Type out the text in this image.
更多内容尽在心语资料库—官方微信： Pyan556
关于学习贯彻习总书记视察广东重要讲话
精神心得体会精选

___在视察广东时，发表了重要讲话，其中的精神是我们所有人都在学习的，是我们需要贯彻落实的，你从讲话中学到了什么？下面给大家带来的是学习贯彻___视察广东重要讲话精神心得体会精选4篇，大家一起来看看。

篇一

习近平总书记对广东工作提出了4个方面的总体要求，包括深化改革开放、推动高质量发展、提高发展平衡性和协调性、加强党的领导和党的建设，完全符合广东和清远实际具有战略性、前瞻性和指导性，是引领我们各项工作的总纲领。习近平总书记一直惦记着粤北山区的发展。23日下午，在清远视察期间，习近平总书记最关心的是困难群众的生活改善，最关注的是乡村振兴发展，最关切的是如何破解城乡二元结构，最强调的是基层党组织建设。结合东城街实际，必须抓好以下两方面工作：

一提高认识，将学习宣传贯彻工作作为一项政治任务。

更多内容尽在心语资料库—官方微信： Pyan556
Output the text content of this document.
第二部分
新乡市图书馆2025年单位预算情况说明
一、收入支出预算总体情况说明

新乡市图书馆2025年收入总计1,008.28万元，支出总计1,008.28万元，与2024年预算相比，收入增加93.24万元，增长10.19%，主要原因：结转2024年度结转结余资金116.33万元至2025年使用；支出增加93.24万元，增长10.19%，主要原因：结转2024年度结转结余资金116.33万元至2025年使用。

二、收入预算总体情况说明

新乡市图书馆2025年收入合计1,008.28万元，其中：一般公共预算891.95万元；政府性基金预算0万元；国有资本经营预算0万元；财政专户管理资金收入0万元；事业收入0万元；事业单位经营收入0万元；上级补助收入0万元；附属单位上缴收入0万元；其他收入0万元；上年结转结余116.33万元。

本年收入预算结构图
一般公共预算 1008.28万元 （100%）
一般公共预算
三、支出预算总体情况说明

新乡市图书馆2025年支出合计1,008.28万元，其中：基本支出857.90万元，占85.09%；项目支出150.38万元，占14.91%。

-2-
----------
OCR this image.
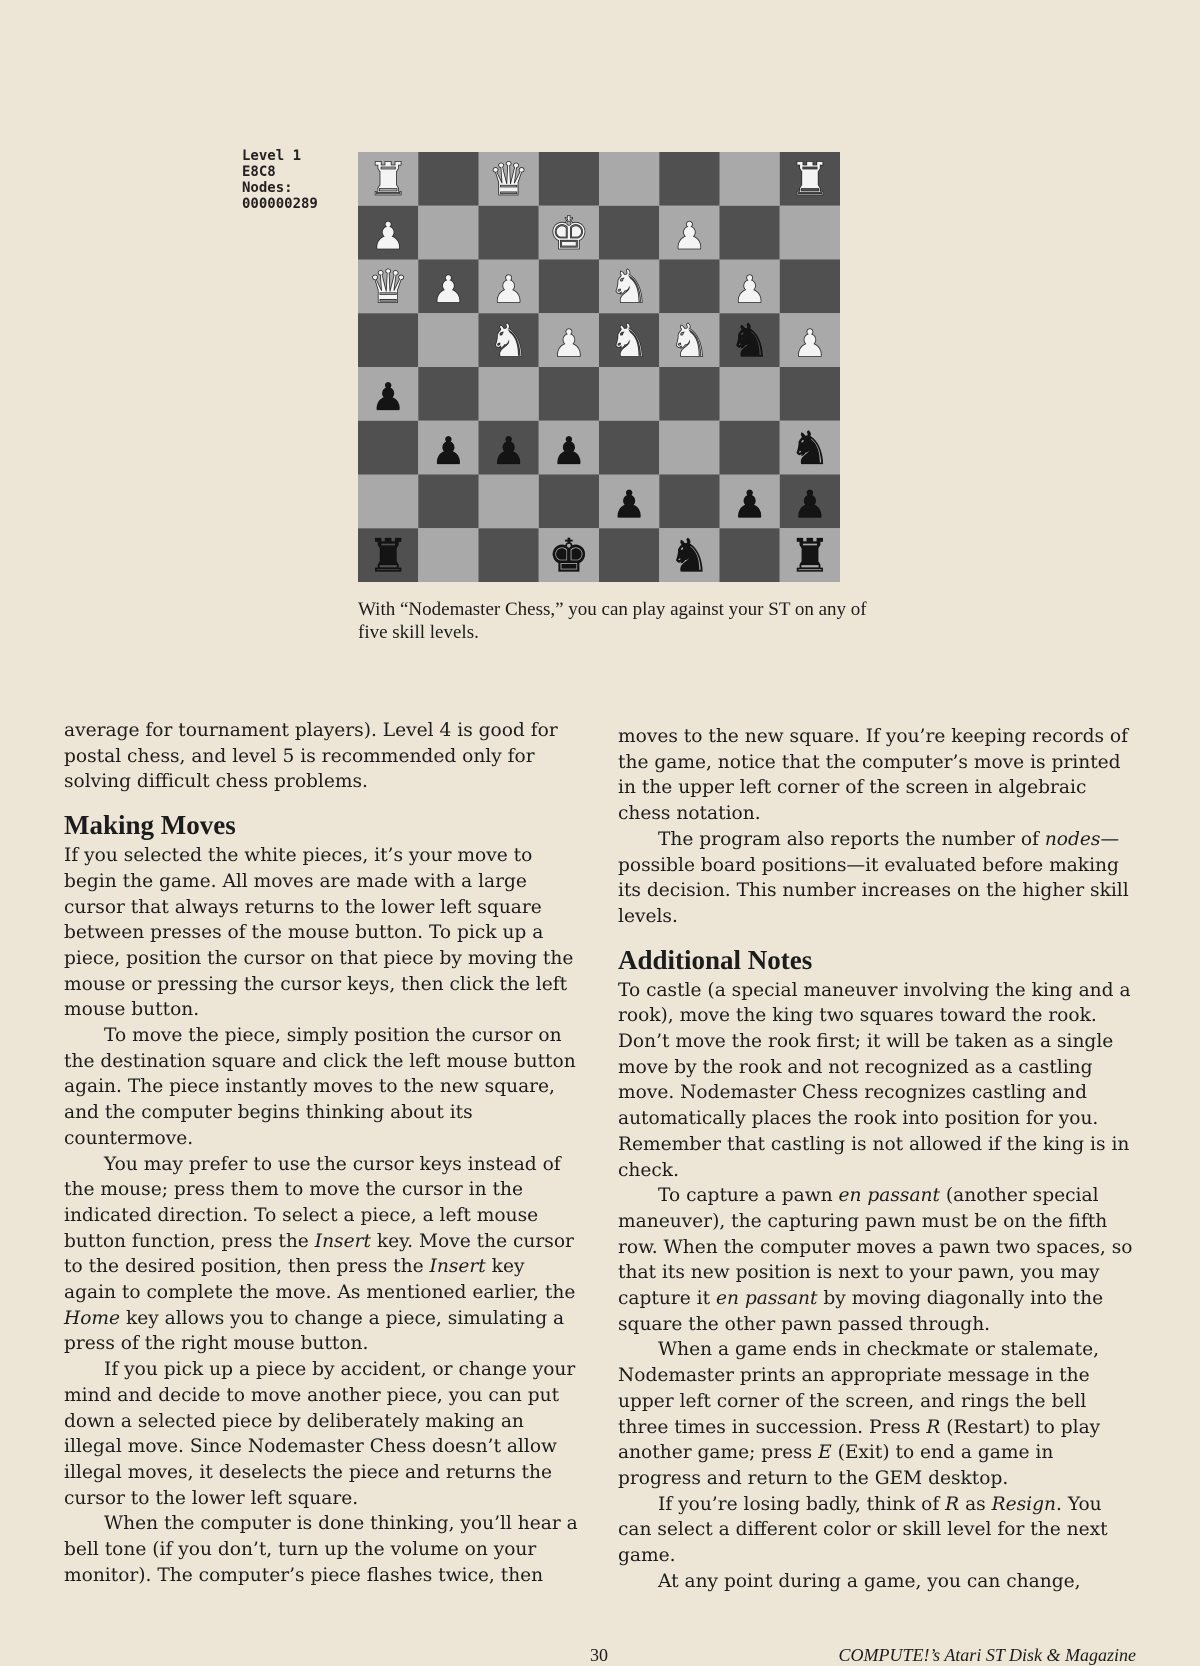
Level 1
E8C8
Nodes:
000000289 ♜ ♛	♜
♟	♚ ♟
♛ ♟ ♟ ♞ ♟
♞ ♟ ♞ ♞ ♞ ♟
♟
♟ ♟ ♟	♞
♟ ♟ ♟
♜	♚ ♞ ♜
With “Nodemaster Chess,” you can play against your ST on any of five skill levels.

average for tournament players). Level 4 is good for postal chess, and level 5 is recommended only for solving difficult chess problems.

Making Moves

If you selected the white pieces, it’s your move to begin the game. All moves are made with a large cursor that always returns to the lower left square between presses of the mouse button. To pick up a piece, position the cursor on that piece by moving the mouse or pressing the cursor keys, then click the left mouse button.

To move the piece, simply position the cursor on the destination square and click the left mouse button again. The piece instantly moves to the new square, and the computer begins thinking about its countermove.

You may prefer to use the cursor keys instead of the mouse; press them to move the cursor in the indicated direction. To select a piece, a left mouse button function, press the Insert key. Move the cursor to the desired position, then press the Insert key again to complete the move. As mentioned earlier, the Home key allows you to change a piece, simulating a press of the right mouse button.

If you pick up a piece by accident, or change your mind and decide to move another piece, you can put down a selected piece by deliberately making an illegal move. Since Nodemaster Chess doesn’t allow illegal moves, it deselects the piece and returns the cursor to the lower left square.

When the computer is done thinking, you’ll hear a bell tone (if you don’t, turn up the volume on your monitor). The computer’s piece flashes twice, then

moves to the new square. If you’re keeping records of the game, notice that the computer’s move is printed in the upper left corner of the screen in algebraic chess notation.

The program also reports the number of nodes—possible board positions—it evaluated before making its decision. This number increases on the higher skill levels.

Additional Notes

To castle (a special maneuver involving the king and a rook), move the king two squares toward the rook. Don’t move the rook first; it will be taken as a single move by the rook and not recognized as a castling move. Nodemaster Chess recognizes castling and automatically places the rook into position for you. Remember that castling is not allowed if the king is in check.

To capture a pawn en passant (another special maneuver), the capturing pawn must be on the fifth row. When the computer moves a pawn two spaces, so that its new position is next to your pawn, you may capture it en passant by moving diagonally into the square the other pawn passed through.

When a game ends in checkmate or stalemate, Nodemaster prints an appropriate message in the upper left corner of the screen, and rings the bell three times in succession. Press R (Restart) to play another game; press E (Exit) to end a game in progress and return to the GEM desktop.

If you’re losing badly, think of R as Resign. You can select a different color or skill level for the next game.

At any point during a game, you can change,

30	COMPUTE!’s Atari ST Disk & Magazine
----------
Copy all the lines above that hold the string "thinking".

To move the piece, simply position the cursor on the destination square and click the left mouse button again. The piece instantly moves to the new square, and the computer begins thinking about its countermove.
When the computer is done thinking, you’ll hear a bell tone (if you don’t, turn up the volume on your monitor). The computer’s piece flashes twice, then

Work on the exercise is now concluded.